=== WHAT IS NEEDED ===
In the material below, find every line with "Done" and pull it out.

=== PROVIDED RECORDS ===
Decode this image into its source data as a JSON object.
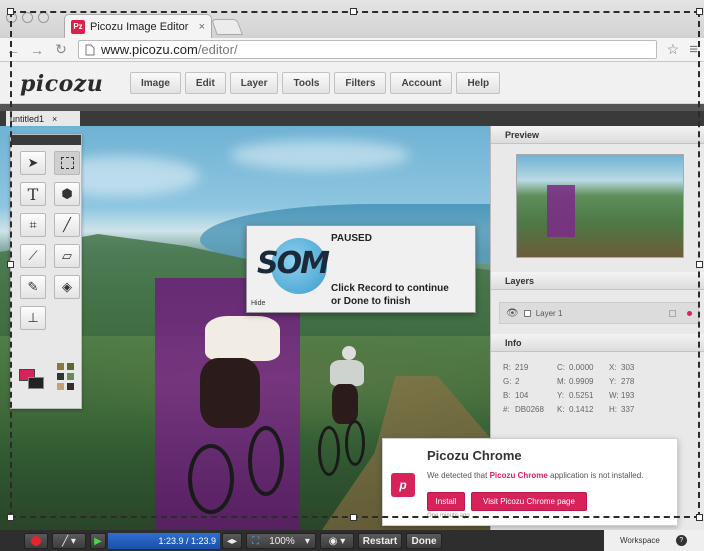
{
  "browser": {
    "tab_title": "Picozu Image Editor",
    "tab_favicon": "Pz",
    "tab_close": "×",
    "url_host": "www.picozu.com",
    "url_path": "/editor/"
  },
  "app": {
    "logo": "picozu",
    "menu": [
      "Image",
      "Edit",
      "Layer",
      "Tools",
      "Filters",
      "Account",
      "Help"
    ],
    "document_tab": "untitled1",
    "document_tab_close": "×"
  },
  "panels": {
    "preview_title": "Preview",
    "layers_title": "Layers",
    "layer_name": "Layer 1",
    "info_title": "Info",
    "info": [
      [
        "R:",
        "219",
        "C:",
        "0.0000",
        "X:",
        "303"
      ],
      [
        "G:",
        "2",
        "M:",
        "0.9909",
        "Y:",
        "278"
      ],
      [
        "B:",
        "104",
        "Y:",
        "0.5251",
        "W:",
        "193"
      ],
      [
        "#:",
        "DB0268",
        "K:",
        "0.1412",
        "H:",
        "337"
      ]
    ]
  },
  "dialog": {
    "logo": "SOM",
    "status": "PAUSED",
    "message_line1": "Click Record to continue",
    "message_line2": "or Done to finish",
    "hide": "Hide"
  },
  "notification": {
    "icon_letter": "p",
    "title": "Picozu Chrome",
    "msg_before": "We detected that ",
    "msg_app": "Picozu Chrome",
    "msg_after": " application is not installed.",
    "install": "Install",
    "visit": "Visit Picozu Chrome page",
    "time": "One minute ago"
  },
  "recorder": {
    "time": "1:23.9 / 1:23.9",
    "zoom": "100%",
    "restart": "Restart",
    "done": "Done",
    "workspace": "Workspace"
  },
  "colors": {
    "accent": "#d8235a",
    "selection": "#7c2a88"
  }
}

=== ANSWER TO THE PROBLEM ===
    "message_line2": "or Done to finish",
    "done": "Done",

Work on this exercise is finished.